- What this task involves -
Copy out all of the material exactly.

---------- Recorded information ----------

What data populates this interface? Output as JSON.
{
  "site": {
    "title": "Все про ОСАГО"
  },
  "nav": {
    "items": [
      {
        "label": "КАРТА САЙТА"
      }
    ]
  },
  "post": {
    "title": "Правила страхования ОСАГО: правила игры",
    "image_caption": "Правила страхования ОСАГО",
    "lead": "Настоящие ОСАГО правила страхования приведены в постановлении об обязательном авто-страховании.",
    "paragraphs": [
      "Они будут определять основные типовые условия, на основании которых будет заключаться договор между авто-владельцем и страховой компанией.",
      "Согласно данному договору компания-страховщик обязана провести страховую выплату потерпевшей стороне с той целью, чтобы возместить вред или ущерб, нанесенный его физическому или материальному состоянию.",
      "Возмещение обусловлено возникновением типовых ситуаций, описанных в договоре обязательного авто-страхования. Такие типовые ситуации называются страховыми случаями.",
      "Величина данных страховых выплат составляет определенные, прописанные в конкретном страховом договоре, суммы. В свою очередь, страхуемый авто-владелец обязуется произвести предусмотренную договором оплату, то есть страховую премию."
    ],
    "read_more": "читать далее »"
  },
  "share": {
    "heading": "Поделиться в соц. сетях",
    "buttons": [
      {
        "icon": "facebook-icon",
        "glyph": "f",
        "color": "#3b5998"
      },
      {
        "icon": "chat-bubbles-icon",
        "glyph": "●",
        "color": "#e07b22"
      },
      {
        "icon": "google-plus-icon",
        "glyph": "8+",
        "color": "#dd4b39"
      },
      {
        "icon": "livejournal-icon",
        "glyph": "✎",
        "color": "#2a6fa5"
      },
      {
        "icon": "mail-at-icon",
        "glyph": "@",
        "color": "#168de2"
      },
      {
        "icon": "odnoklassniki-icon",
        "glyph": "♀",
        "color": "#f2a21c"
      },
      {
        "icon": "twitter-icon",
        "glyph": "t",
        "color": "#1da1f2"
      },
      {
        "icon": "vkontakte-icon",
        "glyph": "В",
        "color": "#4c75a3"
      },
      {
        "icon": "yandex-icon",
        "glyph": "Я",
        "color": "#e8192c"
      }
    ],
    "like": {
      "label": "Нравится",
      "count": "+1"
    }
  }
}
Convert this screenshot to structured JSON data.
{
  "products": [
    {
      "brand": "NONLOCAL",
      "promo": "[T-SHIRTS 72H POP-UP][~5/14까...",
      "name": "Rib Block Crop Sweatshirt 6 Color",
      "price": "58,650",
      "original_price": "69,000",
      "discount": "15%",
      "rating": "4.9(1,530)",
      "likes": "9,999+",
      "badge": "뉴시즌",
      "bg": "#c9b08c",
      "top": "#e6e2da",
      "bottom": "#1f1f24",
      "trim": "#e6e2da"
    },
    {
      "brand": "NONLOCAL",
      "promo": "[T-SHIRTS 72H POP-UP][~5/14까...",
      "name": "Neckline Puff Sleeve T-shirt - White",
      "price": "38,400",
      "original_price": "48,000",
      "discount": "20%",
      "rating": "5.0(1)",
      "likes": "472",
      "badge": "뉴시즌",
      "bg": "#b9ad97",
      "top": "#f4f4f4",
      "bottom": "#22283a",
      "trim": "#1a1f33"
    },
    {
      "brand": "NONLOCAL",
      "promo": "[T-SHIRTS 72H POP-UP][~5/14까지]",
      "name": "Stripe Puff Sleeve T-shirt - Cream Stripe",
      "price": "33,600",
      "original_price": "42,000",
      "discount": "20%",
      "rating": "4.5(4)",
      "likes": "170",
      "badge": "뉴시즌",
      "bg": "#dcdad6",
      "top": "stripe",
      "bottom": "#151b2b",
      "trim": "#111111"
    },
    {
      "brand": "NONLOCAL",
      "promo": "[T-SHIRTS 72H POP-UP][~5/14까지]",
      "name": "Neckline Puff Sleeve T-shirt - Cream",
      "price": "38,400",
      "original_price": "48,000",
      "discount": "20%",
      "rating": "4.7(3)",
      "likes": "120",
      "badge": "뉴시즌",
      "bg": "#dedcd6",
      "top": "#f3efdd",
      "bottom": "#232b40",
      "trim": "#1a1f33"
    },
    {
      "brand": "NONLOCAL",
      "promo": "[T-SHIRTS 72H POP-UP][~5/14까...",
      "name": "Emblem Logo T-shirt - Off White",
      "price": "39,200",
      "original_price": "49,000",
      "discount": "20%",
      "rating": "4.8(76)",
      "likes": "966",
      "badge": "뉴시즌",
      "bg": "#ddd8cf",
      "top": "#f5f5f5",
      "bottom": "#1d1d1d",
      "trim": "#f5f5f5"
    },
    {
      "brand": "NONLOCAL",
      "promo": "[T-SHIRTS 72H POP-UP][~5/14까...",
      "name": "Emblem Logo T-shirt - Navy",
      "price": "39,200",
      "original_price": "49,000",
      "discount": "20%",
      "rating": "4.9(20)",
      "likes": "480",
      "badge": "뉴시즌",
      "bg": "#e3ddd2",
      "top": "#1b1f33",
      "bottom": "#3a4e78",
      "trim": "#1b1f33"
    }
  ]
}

----------

- Answer to this problem -
What data populates this interface? Output as JSON.
{
  "site": {
    "title": "Все про ОСАГО"
  },
  "nav": {
    "items": [
      {
        "label": "КАРТА САЙТА"
      }
    ]
  },
  "post": {
    "title": "Правила страхования ОСАГО: правила игры",
    "image_caption": "Правила страхования ОСАГО",
    "lead": "Настоящие ОСАГО правила страхования приведены в постановлении об обязательном авто-страховании.",
    "paragraphs": [
      "Они будут определять основные типовые условия, на основании которых будет заключаться договор между авто-владельцем и страховой компанией.",
      "Согласно данному договору компания-страховщик обязана провести страховую выплату потерпевшей стороне с той целью, чтобы возместить вред или ущерб, нанесенный его физическому или материальному состоянию.",
      "Возмещение обусловлено возникновением типовых ситуаций, описанных в договоре обязательного авто-страхования. Такие типовые ситуации называются страховыми случаями.",
      "Величина данных страховых выплат составляет определенные, прописанные в конкретном страховом договоре, суммы. В свою очередь, страхуемый авто-владелец обязуется произвести предусмотренную договором оплату, то есть страховую премию."
    ],
    "read_more": "читать далее »"
  },
  "share": {
    "heading": "Поделиться в соц. сетях",
    "buttons": [
      {
        "icon": "facebook-icon",
        "glyph": "f",
        "color": "#3b5998"
      },
      {
        "icon": "chat-bubbles-icon",
        "glyph": "●",
        "color": "#e07b22"
      },
      {
        "icon": "google-plus-icon",
        "glyph": "8+",
        "color": "#dd4b39"
      },
      {
        "icon": "livejournal-icon",
        "glyph": "✎",
        "color": "#2a6fa5"
      },
      {
        "icon": "mail-at-icon",
        "glyph": "@",
        "color": "#168de2"
      },
      {
        "icon": "odnoklassniki-icon",
        "glyph": "♀",
        "color": "#f2a21c"
      },
      {
        "icon": "twitter-icon",
        "glyph": "t",
        "color": "#1da1f2"
      },
      {
        "icon": "vkontakte-icon",
        "glyph": "В",
        "color": "#4c75a3"
      },
      {
        "icon": "yandex-icon",
        "glyph": "Я",
        "color": "#e8192c"
      }
    ],
    "like": {
      "label": "Нравится",
      "count": "+1"
    }
  }
}
Convert this screenshot to structured JSON data.
{
  "products": [
    {
      "brand": "NONLOCAL",
      "promo": "[T-SHIRTS 72H POP-UP][~5/14까...",
      "name": "Rib Block Crop Sweatshirt 6 Color",
      "price": "58,650",
      "original_price": "69,000",
      "discount": "15%",
      "rating": "4.9(1,530)",
      "likes": "9,999+",
      "badge": "뉴시즌",
      "bg": "#c9b08c",
      "top": "#e6e2da",
      "bottom": "#1f1f24",
      "trim": "#e6e2da"
    },
    {
      "brand": "NONLOCAL",
      "promo": "[T-SHIRTS 72H POP-UP][~5/14까...",
      "name": "Neckline Puff Sleeve T-shirt - White",
      "price": "38,400",
      "original_price": "48,000",
      "discount": "20%",
      "rating": "5.0(1)",
      "likes": "472",
      "badge": "뉴시즌",
      "bg": "#b9ad97",
      "top": "#f4f4f4",
      "bottom": "#22283a",
      "trim": "#1a1f33"
    },
    {
      "brand": "NONLOCAL",
      "promo": "[T-SHIRTS 72H POP-UP][~5/14까지]",
      "name": "Stripe Puff Sleeve T-shirt - Cream Stripe",
      "price": "33,600",
      "original_price": "42,000",
      "discount": "20%",
      "rating": "4.5(4)",
      "likes": "170",
      "badge": "뉴시즌",
      "bg": "#dcdad6",
      "top": "stripe",
      "bottom": "#151b2b",
      "trim": "#111111"
    },
    {
      "brand": "NONLOCAL",
      "promo": "[T-SHIRTS 72H POP-UP][~5/14까지]",
      "name": "Neckline Puff Sleeve T-shirt - Cream",
      "price": "38,400",
      "original_price": "48,000",
      "discount": "20%",
      "rating": "4.7(3)",
      "likes": "120",
      "badge": "뉴시즌",
      "bg": "#dedcd6",
      "top": "#f3efdd",
      "bottom": "#232b40",
      "trim": "#1a1f33"
    },
    {
      "brand": "NONLOCAL",
      "promo": "[T-SHIRTS 72H POP-UP][~5/14까...",
      "name": "Emblem Logo T-shirt - Off White",
      "price": "39,200",
      "original_price": "49,000",
      "discount": "20%",
      "rating": "4.8(76)",
      "likes": "966",
      "badge": "뉴시즌",
      "bg": "#ddd8cf",
      "top": "#f5f5f5",
      "bottom": "#1d1d1d",
      "trim": "#f5f5f5"
    },
    {
      "brand": "NONLOCAL",
      "promo": "[T-SHIRTS 72H POP-UP][~5/14까...",
      "name": "Emblem Logo T-shirt - Navy",
      "price": "39,200",
      "original_price": "49,000",
      "discount": "20%",
      "rating": "4.9(20)",
      "likes": "480",
      "badge": "뉴시즌",
      "bg": "#e3ddd2",
      "top": "#1b1f33",
      "bottom": "#3a4e78",
      "trim": "#1b1f33"
    }
  ]
}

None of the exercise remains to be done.